Start of SELECTED TEXT
The heritage of excluded groupsMarginale gruppers kulturarv
Displacement, movement and separation of people seem to be among the most prominent features of human existence. The dispersion of populations and cultures across many geographical regions and societies requires that previously solid and grounded notions are reconsidered from an angle of trans-nationalism and globalization. This goes, not the least for questions of heritage, of ownership of discourses of past and present which are important elements in present-day struggles over identity and belonging. Despite the fact that immigrants form a relatively large share of the population of most Western-European countries and hence contribute in a substantial manner to their economic and cultural development, these groups leave only very limited imprints on the official branding of heritage and heritages sites of the countries. The aim of the chapter is therefore to discuss the notion of heritage, and it's ability to capture and incorporate the multiple and often contradictory cultural practices of different groups of actors just as it seeks to point towards new paths that may enable scholars to transgress the rather static and confined view on local history, which often lies implicit in the heritage perspective. Parts of the booming literature on transnationalism and diaspora cultures are scrutinised to clarify how these approaches deal with material culture and heritage sites. In order to illustrate some of the fallacies and potentials encountered when trying to ‘unveil' the heritage of excluded or marginal groups, the article draws on a number of cases from Sweden, Germany, Denmark and other places and discusses how different actors are represented in the narratives of the places they inhabit. Furthermore it discusses how immigrants themselves perceive their position in specific sites. Finally we trace the formation of different migrant belongings in the cases and scrutinize the identity narratives through which they are stablilized.
End of SELECTED TEXT
Start of EXCERPTED RECORDS
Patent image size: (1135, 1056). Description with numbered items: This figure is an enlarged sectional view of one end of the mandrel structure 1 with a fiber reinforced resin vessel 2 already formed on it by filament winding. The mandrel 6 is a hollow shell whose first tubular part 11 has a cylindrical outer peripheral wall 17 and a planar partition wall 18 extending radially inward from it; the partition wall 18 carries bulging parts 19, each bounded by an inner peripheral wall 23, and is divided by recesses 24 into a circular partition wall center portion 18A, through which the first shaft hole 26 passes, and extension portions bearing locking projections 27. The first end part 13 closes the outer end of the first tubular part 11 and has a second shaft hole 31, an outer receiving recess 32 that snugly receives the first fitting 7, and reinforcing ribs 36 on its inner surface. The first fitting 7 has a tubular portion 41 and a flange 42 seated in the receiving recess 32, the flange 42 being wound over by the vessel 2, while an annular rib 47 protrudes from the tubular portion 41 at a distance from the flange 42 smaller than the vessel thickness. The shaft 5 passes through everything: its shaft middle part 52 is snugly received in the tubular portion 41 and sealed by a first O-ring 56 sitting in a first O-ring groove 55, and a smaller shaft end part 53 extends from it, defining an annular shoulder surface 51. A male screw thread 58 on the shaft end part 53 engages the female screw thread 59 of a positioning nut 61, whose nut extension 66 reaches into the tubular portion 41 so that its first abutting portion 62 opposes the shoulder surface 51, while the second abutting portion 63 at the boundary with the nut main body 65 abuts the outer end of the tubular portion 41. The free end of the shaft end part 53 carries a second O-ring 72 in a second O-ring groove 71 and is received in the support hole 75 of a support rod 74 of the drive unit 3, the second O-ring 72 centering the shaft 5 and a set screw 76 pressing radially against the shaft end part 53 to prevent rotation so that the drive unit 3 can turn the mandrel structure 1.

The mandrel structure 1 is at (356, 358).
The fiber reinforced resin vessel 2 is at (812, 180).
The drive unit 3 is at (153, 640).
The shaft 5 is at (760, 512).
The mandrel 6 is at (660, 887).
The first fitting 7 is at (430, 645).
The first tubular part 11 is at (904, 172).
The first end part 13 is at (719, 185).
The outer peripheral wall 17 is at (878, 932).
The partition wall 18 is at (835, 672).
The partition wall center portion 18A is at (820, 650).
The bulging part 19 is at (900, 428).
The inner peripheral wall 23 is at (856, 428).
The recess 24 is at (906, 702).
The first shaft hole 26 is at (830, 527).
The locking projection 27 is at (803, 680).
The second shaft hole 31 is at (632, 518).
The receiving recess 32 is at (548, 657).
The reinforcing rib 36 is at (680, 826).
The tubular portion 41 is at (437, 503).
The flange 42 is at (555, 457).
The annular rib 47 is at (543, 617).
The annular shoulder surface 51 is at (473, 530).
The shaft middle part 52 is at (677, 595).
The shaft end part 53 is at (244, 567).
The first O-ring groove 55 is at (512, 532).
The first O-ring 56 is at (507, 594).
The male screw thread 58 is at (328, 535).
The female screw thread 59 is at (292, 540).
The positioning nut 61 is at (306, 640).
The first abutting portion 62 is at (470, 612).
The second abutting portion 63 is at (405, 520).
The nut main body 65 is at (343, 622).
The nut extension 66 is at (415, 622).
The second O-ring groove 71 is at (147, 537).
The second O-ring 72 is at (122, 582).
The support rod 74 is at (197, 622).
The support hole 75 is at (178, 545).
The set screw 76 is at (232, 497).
End of EXCERPTED RECORDS
## [TASK REQUIREMENTS]
According to the abstract on the heritage of excluded groups, why does the chapter set out to discuss the notion of heritage?

## [SOLUTION TO THIS TASK]
Immigrants make up a relatively large share of the population in most Western European countries and contribute substantially to their economic and cultural development. Yet these groups leave only very limited imprints on the official branding of heritage and heritage sites. The chapter therefore examines whether the notion of heritage can capture and incorporate the multiple and often contradictory cultural practices of different groups.